Every line of the material below must be repeated exactly.

========================================

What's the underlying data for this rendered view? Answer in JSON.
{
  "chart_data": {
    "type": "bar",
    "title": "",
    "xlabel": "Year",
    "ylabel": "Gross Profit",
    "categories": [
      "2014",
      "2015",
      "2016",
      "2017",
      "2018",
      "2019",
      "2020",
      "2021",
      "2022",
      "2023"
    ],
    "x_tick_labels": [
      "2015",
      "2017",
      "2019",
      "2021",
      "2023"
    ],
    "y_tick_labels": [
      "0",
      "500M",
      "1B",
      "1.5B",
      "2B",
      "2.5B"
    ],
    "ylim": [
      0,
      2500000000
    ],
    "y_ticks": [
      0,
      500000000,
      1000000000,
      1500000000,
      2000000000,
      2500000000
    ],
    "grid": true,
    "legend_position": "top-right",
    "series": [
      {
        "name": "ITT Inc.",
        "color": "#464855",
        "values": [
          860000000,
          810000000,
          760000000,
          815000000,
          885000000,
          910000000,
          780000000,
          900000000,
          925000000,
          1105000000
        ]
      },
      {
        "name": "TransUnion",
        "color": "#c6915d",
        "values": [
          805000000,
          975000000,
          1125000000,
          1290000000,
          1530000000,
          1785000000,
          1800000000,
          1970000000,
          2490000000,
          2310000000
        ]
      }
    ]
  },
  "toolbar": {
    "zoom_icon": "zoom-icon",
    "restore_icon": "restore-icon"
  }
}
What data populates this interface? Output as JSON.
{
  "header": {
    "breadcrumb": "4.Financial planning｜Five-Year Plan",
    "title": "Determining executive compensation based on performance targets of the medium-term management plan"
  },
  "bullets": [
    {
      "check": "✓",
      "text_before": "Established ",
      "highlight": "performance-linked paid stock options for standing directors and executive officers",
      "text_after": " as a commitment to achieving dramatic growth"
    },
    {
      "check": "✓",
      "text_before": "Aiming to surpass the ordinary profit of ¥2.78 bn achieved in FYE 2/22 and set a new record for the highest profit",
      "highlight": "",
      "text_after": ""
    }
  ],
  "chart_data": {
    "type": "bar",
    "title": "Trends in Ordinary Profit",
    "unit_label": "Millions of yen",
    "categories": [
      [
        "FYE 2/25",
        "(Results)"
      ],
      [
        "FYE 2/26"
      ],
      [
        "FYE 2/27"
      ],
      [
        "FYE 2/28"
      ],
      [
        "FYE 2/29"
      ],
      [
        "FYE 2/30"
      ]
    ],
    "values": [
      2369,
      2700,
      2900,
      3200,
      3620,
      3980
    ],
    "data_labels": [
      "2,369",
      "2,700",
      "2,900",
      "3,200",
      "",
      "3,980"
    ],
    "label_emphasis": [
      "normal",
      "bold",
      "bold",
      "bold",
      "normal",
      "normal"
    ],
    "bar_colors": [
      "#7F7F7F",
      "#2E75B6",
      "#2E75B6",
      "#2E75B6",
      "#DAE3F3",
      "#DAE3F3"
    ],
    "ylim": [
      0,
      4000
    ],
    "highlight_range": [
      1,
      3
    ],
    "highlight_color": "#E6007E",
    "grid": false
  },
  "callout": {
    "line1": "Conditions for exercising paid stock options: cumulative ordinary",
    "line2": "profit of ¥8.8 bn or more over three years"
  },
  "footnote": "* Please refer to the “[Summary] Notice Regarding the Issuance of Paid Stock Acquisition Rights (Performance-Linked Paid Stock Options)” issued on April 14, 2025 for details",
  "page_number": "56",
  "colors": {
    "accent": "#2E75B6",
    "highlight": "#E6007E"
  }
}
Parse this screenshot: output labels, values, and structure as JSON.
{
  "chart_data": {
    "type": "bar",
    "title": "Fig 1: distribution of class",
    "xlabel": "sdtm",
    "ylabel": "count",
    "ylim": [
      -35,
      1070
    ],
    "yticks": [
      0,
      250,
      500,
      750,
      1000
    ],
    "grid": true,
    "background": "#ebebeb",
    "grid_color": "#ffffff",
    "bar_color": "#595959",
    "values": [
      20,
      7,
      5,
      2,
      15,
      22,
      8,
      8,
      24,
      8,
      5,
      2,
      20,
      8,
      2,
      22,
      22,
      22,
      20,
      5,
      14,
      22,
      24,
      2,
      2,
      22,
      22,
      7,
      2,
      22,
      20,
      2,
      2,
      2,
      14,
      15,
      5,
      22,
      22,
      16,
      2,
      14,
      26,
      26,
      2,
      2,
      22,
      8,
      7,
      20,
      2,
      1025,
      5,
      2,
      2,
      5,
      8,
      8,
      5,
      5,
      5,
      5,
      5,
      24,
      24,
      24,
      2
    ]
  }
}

========================================

▶ TASK RESPONSE:
What's the underlying data for this rendered view? Answer in JSON.
{
  "chart_data": {
    "type": "bar",
    "title": "",
    "xlabel": "Year",
    "ylabel": "Gross Profit",
    "categories": [
      "2014",
      "2015",
      "2016",
      "2017",
      "2018",
      "2019",
      "2020",
      "2021",
      "2022",
      "2023"
    ],
    "x_tick_labels": [
      "2015",
      "2017",
      "2019",
      "2021",
      "2023"
    ],
    "y_tick_labels": [
      "0",
      "500M",
      "1B",
      "1.5B",
      "2B",
      "2.5B"
    ],
    "ylim": [
      0,
      2500000000
    ],
    "y_ticks": [
      0,
      500000000,
      1000000000,
      1500000000,
      2000000000,
      2500000000
    ],
    "grid": true,
    "legend_position": "top-right",
    "series": [
      {
        "name": "ITT Inc.",
        "color": "#464855",
        "values": [
          860000000,
          810000000,
          760000000,
          815000000,
          885000000,
          910000000,
          780000000,
          900000000,
          925000000,
          1105000000
        ]
      },
      {
        "name": "TransUnion",
        "color": "#c6915d",
        "values": [
          805000000,
          975000000,
          1125000000,
          1290000000,
          1530000000,
          1785000000,
          1800000000,
          1970000000,
          2490000000,
          2310000000
        ]
      }
    ]
  },
  "toolbar": {
    "zoom_icon": "zoom-icon",
    "restore_icon": "restore-icon"
  }
}
What data populates this interface? Output as JSON.
{
  "header": {
    "breadcrumb": "4.Financial planning｜Five-Year Plan",
    "title": "Determining executive compensation based on performance targets of the medium-term management plan"
  },
  "bullets": [
    {
      "check": "✓",
      "text_before": "Established ",
      "highlight": "performance-linked paid stock options for standing directors and executive officers",
      "text_after": " as a commitment to achieving dramatic growth"
    },
    {
      "check": "✓",
      "text_before": "Aiming to surpass the ordinary profit of ¥2.78 bn achieved in FYE 2/22 and set a new record for the highest profit",
      "highlight": "",
      "text_after": ""
    }
  ],
  "chart_data": {
    "type": "bar",
    "title": "Trends in Ordinary Profit",
    "unit_label": "Millions of yen",
    "categories": [
      [
        "FYE 2/25",
        "(Results)"
      ],
      [
        "FYE 2/26"
      ],
      [
        "FYE 2/27"
      ],
      [
        "FYE 2/28"
      ],
      [
        "FYE 2/29"
      ],
      [
        "FYE 2/30"
      ]
    ],
    "values": [
      2369,
      2700,
      2900,
      3200,
      3620,
      3980
    ],
    "data_labels": [
      "2,369",
      "2,700",
      "2,900",
      "3,200",
      "",
      "3,980"
    ],
    "label_emphasis": [
      "normal",
      "bold",
      "bold",
      "bold",
      "normal",
      "normal"
    ],
    "bar_colors": [
      "#7F7F7F",
      "#2E75B6",
      "#2E75B6",
      "#2E75B6",
      "#DAE3F3",
      "#DAE3F3"
    ],
    "ylim": [
      0,
      4000
    ],
    "highlight_range": [
      1,
      3
    ],
    "highlight_color": "#E6007E",
    "grid": false
  },
  "callout": {
    "line1": "Conditions for exercising paid stock options: cumulative ordinary",
    "line2": "profit of ¥8.8 bn or more over three years"
  },
  "footnote": "* Please refer to the “[Summary] Notice Regarding the Issuance of Paid Stock Acquisition Rights (Performance-Linked Paid Stock Options)” issued on April 14, 2025 for details",
  "page_number": "56",
  "colors": {
    "accent": "#2E75B6",
    "highlight": "#E6007E"
  }
}
Parse this screenshot: output labels, values, and structure as JSON.
{
  "chart_data": {
    "type": "bar",
    "title": "Fig 1: distribution of class",
    "xlabel": "sdtm",
    "ylabel": "count",
    "ylim": [
      -35,
      1070
    ],
    "yticks": [
      0,
      250,
      500,
      750,
      1000
    ],
    "grid": true,
    "background": "#ebebeb",
    "grid_color": "#ffffff",
    "bar_color": "#595959",
    "values": [
      20,
      7,
      5,
      2,
      15,
      22,
      8,
      8,
      24,
      8,
      5,
      2,
      20,
      8,
      2,
      22,
      22,
      22,
      20,
      5,
      14,
      22,
      24,
      2,
      2,
      22,
      22,
      7,
      2,
      22,
      20,
      2,
      2,
      2,
      14,
      15,
      5,
      22,
      22,
      16,
      2,
      14,
      26,
      26,
      2,
      2,
      22,
      8,
      7,
      20,
      2,
      1025,
      5,
      2,
      2,
      5,
      8,
      8,
      5,
      5,
      5,
      5,
      5,
      24,
      24,
      24,
      2
    ]
  }
}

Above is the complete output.